◆ Material provided
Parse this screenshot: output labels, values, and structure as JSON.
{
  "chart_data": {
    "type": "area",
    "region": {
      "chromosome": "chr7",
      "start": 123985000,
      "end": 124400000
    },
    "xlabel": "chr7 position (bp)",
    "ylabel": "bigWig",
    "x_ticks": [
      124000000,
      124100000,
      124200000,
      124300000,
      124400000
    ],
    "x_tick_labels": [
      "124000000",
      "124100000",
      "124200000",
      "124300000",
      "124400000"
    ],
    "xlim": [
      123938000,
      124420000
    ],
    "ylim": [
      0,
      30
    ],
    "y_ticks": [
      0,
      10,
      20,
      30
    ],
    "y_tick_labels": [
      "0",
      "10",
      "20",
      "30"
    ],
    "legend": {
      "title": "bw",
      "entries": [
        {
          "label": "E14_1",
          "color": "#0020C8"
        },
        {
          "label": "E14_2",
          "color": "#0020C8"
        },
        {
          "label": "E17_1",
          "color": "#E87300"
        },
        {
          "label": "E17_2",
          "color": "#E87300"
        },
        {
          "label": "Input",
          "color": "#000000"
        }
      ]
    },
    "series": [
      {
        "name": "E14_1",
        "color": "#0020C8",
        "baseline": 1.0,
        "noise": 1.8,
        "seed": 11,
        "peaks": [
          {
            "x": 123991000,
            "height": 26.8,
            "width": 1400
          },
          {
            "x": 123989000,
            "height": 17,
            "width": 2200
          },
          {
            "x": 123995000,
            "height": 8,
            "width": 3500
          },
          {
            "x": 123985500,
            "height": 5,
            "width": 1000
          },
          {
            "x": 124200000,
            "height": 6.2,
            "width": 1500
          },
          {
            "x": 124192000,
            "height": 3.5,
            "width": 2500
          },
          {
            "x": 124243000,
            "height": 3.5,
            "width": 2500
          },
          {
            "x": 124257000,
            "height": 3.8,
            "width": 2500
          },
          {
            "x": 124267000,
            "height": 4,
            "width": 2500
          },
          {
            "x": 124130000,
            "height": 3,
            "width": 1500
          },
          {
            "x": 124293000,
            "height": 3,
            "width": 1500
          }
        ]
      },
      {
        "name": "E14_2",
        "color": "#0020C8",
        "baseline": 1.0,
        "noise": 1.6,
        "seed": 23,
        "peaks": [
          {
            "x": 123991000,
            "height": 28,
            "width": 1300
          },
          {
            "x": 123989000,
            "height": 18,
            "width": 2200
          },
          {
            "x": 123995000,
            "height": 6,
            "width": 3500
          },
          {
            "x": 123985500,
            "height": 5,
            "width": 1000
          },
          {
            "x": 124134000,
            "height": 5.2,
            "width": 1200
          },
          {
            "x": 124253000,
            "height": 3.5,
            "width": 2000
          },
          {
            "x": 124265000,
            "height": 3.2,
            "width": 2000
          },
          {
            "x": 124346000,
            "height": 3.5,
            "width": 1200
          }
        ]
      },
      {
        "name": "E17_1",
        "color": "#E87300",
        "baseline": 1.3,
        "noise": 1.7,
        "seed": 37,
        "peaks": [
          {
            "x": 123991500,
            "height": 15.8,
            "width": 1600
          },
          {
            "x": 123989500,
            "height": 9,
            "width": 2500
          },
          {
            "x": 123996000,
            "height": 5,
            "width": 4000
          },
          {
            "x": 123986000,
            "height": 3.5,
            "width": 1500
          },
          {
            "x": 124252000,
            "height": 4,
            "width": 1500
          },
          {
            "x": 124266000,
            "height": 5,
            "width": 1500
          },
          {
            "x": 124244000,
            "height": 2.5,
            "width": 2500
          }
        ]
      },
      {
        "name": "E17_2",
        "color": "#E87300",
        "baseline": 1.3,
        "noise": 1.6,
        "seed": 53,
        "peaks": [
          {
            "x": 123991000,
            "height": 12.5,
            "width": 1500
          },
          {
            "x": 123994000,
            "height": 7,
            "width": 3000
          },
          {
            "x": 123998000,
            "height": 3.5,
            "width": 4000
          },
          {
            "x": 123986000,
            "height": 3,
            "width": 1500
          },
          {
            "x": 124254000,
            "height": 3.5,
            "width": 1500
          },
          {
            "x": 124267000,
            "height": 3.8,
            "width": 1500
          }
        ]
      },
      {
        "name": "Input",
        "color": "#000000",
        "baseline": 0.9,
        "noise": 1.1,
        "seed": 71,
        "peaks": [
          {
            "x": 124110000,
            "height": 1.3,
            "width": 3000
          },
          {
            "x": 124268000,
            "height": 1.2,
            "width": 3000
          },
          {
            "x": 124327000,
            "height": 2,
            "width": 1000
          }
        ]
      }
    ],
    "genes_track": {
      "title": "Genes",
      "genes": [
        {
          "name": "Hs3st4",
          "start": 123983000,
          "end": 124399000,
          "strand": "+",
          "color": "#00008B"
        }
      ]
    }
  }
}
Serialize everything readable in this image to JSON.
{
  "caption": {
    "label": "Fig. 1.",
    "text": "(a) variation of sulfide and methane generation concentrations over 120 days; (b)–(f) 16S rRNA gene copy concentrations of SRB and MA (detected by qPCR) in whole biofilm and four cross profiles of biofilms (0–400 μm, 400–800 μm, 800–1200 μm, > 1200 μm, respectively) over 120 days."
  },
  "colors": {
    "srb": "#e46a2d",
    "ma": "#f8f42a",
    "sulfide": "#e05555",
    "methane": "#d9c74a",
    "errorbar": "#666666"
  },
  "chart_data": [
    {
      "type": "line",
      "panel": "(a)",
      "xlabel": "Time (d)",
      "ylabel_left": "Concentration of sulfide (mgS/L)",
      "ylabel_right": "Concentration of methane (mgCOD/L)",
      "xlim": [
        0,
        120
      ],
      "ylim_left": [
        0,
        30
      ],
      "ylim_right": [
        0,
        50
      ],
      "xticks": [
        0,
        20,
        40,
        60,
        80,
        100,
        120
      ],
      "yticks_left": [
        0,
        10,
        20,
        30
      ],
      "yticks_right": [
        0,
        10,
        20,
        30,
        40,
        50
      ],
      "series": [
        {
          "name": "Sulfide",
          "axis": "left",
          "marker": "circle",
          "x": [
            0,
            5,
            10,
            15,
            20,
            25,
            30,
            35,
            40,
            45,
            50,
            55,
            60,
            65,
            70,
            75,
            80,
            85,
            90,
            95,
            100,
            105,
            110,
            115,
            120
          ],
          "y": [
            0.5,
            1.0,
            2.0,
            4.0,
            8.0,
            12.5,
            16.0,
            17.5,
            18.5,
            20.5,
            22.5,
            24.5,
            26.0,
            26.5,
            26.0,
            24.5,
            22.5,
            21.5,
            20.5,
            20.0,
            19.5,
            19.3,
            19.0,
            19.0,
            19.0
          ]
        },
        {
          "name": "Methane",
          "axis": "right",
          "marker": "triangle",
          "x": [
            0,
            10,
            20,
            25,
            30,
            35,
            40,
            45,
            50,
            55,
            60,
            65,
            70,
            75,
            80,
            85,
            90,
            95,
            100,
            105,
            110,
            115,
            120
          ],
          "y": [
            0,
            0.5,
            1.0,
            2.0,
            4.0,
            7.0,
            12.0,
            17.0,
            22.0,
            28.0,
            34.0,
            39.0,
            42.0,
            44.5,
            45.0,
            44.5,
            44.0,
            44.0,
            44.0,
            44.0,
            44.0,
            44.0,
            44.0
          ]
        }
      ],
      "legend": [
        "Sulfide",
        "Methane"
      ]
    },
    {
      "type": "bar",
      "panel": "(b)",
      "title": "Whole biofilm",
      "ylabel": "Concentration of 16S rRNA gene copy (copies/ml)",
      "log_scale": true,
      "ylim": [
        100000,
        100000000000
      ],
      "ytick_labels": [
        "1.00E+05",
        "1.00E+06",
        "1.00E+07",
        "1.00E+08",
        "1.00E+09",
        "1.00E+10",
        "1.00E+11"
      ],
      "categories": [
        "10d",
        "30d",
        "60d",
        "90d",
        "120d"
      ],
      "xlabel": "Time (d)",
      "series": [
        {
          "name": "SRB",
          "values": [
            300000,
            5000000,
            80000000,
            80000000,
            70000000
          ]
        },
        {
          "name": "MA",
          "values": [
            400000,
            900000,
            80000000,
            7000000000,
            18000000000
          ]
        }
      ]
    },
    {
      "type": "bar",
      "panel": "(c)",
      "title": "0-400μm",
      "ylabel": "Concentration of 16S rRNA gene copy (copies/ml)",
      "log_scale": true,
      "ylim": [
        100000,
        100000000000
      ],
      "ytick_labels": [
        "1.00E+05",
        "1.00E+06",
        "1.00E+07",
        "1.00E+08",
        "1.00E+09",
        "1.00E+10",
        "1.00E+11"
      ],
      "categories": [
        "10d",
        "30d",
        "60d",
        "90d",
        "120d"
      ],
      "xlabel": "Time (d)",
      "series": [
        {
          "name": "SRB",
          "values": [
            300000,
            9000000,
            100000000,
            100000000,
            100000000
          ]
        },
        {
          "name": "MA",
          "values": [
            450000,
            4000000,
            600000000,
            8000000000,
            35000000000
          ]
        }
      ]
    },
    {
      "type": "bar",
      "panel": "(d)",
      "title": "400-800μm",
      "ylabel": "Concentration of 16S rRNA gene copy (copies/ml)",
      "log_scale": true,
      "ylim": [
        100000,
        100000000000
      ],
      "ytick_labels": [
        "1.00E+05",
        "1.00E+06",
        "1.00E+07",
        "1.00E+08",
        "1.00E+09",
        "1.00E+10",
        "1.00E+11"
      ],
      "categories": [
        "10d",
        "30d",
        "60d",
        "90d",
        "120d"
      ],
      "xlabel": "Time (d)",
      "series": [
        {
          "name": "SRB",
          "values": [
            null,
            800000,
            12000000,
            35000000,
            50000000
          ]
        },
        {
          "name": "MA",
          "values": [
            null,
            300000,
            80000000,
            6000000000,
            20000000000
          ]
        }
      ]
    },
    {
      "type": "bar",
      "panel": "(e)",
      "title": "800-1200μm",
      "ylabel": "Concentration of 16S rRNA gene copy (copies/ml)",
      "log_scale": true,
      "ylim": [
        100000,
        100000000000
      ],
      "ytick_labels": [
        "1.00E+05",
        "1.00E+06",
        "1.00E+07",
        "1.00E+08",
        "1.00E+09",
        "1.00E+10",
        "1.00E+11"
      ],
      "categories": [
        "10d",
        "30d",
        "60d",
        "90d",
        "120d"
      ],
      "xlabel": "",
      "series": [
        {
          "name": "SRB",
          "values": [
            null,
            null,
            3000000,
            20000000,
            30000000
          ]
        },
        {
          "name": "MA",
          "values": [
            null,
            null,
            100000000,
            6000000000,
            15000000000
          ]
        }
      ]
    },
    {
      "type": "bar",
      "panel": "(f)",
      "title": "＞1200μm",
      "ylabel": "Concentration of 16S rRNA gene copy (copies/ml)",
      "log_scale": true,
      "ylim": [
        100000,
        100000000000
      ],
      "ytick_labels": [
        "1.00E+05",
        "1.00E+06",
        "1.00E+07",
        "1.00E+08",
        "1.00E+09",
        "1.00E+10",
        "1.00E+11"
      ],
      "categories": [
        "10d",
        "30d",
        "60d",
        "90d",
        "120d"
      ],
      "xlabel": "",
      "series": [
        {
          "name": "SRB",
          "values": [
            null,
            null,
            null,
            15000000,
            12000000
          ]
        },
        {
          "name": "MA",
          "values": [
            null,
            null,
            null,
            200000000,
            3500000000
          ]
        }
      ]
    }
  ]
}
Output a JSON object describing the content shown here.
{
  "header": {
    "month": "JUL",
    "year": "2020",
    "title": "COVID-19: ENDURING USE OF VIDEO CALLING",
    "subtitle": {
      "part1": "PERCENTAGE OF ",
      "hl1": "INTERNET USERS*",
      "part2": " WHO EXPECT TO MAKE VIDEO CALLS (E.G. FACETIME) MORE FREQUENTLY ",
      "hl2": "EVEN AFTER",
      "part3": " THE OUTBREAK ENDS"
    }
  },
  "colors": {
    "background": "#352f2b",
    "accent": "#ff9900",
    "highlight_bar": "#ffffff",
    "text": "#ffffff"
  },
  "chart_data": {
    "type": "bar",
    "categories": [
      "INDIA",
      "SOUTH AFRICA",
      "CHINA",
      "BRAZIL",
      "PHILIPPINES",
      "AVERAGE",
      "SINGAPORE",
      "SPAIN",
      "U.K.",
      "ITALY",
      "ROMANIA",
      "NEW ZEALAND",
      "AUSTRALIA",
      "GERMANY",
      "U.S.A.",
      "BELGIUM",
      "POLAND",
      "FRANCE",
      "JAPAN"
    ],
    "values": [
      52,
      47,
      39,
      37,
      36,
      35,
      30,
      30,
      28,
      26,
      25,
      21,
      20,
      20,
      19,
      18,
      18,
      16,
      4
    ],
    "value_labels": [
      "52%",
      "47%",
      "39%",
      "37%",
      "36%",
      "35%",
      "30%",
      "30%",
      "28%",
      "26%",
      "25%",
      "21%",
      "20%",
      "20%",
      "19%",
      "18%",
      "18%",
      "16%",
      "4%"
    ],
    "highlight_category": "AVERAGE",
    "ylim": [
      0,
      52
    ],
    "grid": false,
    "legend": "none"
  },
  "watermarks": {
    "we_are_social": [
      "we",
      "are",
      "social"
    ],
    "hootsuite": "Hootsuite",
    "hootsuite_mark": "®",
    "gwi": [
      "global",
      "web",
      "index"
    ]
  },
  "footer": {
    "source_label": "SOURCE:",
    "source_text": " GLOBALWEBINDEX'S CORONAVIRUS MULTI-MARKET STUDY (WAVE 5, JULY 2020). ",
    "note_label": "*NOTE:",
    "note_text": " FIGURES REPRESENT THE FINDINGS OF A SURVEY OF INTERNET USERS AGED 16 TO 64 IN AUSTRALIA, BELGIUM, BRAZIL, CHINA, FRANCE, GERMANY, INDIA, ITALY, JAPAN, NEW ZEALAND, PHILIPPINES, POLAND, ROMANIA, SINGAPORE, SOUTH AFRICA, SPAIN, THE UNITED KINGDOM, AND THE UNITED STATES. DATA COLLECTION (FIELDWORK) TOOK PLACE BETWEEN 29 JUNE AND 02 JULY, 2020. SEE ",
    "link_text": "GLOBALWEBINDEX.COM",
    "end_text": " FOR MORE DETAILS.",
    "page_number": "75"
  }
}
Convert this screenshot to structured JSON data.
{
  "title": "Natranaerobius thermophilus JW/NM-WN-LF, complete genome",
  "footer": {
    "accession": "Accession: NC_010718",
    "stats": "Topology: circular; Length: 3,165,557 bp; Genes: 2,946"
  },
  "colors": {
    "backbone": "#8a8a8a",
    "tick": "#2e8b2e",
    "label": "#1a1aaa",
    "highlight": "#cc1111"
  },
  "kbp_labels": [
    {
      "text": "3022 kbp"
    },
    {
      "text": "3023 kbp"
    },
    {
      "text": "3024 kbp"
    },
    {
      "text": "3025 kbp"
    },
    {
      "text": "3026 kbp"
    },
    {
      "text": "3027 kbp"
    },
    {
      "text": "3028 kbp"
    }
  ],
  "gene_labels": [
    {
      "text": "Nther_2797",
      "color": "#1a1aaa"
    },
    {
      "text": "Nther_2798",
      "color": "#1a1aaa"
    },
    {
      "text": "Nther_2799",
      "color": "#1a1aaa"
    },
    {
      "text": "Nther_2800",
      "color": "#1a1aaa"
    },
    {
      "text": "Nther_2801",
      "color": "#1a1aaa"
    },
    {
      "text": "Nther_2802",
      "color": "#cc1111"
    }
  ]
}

◆ Activity
Report how many lines of the listing above include the word "VIDEO". Say nothing but the number.

◆ Result
2